ТЕКСТ ДЛЯ ЧТЕНИЯ:
>>>

Царь Петр I не зря ходил за этой наукой именно к голландцам. Задолго до Генри Форда соотечественники Рембрандта (кстати, едва ли не первого модерниста в живописи) поставили сборку на поток. Балтийский лес везли уже распиленным под точные размеры, с «кумпанской» (корпоративной) предоплатой через первую в мире биржу. На голландских верфях квалифицированные и весьма высокооплачиваемые работники из заготовок сноровисто собирали за пару месяцев по флейту — простому кораблю без особой позолоты и завитушек, зато устойчивому, экономичному и снабженному удобными ручными механизмами, которые помогали небольшой команде управляться с парусами.
Флейт можно было использовать и в бою, но голландцы, трезво оценивая свои возможности, предпочитали другое оружие — деньги. Воевать они предоставляли наемникам со всей Европы, тем же шведам, шотландцам и немцам, а сами тем временем зарабатывали капитал на фрахте планетарного размаха, от Японии до Архангельска и обеих Америк.
Первые прорывы
Кольбера же следует считать создателем модели государства догоняющего развития. Франции с ее многочисленным влиятельным дворянством, особенно после изгнания протестантов-гугенотов, среди которых было много предпринимателей, оставалось подражать голландским новшествам путем создания государственных мануфактур и введения монополий. Неизбежно росли налоги, отчего гроб Кольбера на его похоронах пришлось ограждать от бунтующей толпы. Ровно так же мало кто в России станет оплакивать смерть Витте или Столыпина. Догоняющие режимы, как правило, авторитарны и тяжким бременем ложатся на массы.
Но, думаете, в передовой буржуазной Голландии или Англии налоги и пошлины были ниже? На самом деле чуть ли не втрое выше, чем в остальной Европе. Только собирались и расходовались они иначе. Франции или царской России приходилось обеспечивать престижное потребление весьма многочисленного дворянства. На ренту с крестьянского труда претендовали и элиты, и государство, что создавало нищету и глухое недовольство в низах общества и постоянные политические трения в верхах, обернувшиеся в итоге революциями.
Капитализм, как верно отмечал Карл Маркс (но не он один), тоже начинался с революций. Голландцы, англичане и американцы некогда пролили немало своей и чужой крови за свободу. Их восстания привели к прорывам не из-за особой протестантской этики, а потому, что обернулись устойчивой фракционностью на политической арене. Преодолев совместными усилиями «деспотизм», все классы общества на какое-то время были объединены эйфорией победы и готовы к сотрудничеству. (Нечто подобное очень недолго наблюдалось и в России после 1991 года.) В то же время ни государство, ни капиталистические элиты, ни простой народ (фермеры, ремесленники и прочий малый бизнес) не одержали верха друг над другом. Их коллективные силы оказались примерно равны, и в этом видится главная причина — гражданское идеологическое единение при временно возникшем балансе сил.

<<<

ИСХОДНЫЕ МАТЕРИАЛЫ:
>>>

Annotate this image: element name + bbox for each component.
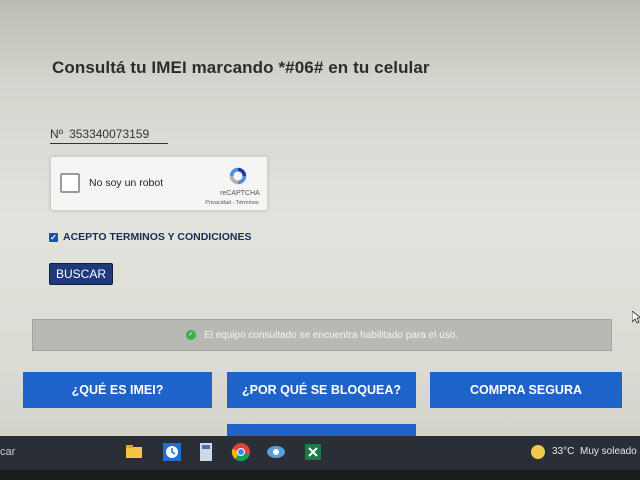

<<<

ЗАДАНИЕ: Перепишите фрагмент текста для чтения между словами «Царь Петр I» и «управляться с парусами.» включительно. Вместо «Генри Форда» поставьте «Томаса Эдисона».

ОТВЕТ К ЗАДАНИЮ:
Царь Петр I не зря ходил за этой наукой именно к голландцам. Задолго до Томаса Эдисона соотечественники Рембрандта (кстати, едва ли не первого модерниста в живописи) поставили сборку на поток. Балтийский лес везли уже распиленным под точные размеры, с «кумпанской» (корпоративной) предоплатой через первую в мире биржу. На голландских верфях квалифицированные и весьма высокооплачиваемые работники из заготовок сноровисто собирали за пару месяцев по флейту — простому кораблю без особой позолоты и завитушек, зато устойчивому, экономичному и снабженному удобными ручными механизмами, которые помогали небольшой команде управляться с парусами.